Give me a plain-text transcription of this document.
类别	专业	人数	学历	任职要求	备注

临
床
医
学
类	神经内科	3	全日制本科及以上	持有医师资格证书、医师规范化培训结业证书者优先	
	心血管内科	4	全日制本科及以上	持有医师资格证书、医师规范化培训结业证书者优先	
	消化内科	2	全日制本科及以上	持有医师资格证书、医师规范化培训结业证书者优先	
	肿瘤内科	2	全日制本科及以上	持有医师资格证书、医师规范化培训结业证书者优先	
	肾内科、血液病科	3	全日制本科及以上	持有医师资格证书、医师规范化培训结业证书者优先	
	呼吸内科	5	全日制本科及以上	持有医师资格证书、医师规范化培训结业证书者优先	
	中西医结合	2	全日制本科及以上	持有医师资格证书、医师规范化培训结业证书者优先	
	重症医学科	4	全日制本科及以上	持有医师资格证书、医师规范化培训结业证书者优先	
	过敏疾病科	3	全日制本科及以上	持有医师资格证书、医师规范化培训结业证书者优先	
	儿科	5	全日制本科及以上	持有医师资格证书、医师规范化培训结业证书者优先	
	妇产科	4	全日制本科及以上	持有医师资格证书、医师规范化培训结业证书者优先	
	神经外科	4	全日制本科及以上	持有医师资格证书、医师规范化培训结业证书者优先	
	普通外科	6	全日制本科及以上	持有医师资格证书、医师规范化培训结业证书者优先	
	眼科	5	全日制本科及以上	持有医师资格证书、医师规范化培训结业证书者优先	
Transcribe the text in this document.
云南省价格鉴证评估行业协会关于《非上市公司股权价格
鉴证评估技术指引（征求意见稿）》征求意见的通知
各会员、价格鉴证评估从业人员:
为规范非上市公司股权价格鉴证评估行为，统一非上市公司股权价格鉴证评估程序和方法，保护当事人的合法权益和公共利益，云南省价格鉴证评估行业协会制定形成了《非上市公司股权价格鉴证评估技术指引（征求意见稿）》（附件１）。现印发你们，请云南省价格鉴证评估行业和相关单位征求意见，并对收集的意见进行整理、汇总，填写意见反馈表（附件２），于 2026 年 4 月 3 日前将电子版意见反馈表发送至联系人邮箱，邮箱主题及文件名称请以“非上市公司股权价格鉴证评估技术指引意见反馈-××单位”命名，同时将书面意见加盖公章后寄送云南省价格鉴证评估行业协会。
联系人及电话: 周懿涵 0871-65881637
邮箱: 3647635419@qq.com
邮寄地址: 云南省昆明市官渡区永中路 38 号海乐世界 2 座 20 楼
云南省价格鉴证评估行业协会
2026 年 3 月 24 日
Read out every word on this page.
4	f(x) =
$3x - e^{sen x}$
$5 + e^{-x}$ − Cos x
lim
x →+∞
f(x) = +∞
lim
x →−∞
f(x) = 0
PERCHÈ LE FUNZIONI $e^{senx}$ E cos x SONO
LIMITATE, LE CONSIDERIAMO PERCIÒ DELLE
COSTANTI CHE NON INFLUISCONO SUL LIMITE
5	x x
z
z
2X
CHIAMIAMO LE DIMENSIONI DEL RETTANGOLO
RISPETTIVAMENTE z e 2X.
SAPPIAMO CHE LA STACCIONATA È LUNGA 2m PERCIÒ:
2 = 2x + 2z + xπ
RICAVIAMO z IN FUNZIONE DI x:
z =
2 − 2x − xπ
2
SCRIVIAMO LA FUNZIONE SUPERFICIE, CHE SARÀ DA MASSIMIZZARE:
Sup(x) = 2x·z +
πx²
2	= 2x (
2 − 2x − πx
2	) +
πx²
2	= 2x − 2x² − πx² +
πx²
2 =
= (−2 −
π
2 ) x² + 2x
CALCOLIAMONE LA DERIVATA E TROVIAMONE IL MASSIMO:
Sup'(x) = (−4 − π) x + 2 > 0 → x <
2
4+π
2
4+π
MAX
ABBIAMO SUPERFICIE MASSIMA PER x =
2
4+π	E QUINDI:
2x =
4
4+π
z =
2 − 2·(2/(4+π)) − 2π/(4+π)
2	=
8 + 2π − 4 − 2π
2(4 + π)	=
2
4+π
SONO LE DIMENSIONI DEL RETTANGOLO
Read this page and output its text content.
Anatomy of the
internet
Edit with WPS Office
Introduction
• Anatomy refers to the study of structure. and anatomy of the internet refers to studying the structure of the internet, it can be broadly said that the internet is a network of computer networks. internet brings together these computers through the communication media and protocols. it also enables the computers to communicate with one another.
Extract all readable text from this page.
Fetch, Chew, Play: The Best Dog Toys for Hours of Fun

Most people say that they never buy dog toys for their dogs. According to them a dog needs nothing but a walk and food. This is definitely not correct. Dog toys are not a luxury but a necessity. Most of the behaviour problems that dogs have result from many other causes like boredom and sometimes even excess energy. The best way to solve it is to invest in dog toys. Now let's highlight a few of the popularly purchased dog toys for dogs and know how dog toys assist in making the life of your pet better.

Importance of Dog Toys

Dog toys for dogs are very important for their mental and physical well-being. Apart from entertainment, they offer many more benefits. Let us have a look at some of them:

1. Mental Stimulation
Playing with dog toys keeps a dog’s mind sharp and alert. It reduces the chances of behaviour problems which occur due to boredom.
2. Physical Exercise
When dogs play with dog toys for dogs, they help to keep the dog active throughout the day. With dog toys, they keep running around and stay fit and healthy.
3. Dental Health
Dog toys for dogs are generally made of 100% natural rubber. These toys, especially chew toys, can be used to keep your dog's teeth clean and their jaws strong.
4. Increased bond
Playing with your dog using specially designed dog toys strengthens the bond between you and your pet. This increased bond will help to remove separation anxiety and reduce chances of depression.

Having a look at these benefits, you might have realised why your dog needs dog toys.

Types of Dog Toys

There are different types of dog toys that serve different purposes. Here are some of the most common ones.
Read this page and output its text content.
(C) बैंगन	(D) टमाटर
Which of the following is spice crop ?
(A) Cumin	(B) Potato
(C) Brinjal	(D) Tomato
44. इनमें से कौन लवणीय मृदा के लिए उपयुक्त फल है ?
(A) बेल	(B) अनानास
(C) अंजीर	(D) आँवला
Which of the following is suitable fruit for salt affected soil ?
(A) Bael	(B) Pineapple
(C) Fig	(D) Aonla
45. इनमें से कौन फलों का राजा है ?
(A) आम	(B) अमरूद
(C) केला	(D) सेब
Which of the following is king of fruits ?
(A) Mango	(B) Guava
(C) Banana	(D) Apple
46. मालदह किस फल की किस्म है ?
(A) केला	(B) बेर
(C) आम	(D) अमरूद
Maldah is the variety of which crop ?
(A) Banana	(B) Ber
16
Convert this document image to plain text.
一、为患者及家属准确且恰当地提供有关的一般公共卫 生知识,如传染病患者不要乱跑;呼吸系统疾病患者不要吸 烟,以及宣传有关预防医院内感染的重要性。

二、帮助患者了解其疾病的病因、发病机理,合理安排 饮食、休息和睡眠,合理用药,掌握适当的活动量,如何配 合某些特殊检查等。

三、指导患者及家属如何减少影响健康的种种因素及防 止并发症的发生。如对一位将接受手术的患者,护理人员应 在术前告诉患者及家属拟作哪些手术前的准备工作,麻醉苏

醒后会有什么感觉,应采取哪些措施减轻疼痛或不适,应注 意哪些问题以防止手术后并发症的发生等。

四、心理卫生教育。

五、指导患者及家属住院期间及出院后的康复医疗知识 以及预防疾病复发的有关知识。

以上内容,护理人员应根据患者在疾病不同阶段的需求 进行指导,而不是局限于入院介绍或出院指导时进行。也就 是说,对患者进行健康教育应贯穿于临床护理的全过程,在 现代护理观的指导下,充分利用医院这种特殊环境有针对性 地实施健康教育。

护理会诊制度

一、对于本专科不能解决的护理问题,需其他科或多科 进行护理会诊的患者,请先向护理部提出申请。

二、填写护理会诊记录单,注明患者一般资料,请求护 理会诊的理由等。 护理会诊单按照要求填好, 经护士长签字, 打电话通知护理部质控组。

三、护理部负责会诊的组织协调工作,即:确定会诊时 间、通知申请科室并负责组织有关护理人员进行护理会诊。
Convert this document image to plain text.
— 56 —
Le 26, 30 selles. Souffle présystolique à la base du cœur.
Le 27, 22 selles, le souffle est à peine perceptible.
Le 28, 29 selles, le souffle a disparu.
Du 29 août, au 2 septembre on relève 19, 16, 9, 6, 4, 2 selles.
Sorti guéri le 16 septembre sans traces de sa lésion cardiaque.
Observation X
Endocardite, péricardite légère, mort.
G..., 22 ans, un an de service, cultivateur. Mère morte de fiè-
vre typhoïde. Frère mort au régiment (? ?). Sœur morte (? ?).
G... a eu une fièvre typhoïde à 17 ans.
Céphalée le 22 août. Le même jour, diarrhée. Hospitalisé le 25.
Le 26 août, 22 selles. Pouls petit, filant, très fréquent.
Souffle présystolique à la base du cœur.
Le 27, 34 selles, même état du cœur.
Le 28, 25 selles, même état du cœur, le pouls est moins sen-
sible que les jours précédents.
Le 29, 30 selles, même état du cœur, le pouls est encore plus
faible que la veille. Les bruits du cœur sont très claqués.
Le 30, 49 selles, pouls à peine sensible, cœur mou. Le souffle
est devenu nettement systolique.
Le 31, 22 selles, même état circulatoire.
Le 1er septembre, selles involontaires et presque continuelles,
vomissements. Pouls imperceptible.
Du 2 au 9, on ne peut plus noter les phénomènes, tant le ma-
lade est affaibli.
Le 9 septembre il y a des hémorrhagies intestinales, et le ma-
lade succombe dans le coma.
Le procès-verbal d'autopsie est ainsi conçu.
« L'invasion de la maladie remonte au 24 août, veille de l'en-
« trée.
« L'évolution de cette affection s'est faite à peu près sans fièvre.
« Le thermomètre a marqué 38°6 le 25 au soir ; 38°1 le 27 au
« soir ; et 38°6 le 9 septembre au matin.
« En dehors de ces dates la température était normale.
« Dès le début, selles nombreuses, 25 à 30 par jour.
• • • • •
→ **THE TASK**
Copy in full each line that holds the word "plus".

→ **TASK RESPONSE**
Le 29, 30 selles, même état du cœur, le pouls est encore plus
Du 2 au 9, on ne peut plus noter les phénomènes, tant le ma-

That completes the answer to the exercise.